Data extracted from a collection
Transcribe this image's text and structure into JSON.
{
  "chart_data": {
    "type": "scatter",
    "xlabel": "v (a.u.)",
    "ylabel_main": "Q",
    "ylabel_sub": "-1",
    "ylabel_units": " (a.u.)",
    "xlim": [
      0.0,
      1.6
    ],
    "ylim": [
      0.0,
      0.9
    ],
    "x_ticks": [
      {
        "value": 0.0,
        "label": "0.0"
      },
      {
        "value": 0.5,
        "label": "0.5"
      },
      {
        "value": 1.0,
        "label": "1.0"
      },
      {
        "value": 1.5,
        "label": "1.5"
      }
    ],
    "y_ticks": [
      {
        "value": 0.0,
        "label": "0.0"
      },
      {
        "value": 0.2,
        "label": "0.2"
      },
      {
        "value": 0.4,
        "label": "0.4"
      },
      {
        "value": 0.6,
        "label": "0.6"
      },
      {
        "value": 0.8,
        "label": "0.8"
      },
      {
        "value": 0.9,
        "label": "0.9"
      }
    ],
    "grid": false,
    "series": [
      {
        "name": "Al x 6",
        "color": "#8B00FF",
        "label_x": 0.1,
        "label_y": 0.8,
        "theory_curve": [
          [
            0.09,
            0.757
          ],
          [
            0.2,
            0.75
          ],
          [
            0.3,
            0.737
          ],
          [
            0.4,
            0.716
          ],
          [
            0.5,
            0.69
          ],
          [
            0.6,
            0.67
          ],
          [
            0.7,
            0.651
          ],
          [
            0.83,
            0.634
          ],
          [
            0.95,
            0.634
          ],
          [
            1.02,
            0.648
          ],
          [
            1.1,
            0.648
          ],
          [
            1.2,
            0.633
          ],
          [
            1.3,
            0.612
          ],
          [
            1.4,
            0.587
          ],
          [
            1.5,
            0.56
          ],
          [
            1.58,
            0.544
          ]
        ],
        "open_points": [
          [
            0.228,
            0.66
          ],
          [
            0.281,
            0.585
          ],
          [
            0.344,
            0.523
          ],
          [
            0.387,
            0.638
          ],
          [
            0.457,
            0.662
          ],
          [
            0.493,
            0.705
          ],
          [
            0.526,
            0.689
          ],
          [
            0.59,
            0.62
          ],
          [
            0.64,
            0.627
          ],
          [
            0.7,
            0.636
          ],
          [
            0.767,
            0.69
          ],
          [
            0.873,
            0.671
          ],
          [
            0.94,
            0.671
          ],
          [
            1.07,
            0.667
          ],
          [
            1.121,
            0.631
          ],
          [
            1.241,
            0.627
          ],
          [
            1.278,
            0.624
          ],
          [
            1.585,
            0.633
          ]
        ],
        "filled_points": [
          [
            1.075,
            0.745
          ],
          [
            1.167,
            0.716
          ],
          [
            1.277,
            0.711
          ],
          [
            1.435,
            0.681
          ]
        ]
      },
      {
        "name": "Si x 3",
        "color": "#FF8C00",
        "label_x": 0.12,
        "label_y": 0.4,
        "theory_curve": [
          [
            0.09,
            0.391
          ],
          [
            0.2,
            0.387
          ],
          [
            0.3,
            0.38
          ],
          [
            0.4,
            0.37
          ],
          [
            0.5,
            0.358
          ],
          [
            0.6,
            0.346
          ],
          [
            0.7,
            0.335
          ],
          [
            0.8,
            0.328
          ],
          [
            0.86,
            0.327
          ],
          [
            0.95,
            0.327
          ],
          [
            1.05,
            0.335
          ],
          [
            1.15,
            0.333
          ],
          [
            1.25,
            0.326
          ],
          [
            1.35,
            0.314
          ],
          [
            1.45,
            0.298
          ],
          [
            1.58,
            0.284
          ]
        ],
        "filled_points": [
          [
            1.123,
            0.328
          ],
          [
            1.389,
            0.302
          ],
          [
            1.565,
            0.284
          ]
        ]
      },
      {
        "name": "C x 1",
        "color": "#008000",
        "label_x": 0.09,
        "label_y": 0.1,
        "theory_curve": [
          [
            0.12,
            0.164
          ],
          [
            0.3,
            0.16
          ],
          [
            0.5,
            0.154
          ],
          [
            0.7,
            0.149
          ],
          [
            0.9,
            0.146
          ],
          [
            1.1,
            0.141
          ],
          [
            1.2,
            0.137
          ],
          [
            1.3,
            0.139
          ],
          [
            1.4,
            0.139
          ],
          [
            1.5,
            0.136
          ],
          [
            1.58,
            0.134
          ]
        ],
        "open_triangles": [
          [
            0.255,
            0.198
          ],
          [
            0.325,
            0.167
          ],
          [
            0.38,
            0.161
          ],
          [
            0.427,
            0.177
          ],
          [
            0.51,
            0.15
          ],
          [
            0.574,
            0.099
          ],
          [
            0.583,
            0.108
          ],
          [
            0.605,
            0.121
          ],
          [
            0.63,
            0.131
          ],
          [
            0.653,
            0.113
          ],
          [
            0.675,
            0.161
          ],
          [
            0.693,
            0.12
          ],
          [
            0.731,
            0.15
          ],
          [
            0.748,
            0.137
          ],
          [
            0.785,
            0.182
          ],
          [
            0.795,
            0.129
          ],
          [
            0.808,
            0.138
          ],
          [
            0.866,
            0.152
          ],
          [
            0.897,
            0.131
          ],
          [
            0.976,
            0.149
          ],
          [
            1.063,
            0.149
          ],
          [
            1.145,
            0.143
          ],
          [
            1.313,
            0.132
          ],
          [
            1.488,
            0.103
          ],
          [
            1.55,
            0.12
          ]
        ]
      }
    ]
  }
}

**SHORT PROBLEM**
Track down all lines above with the string "color" and copy them.

**SOLUTION FOR THIS TASK**
        "color": "#8B00FF",
        "color": "#FF8C00",
        "color": "#008000",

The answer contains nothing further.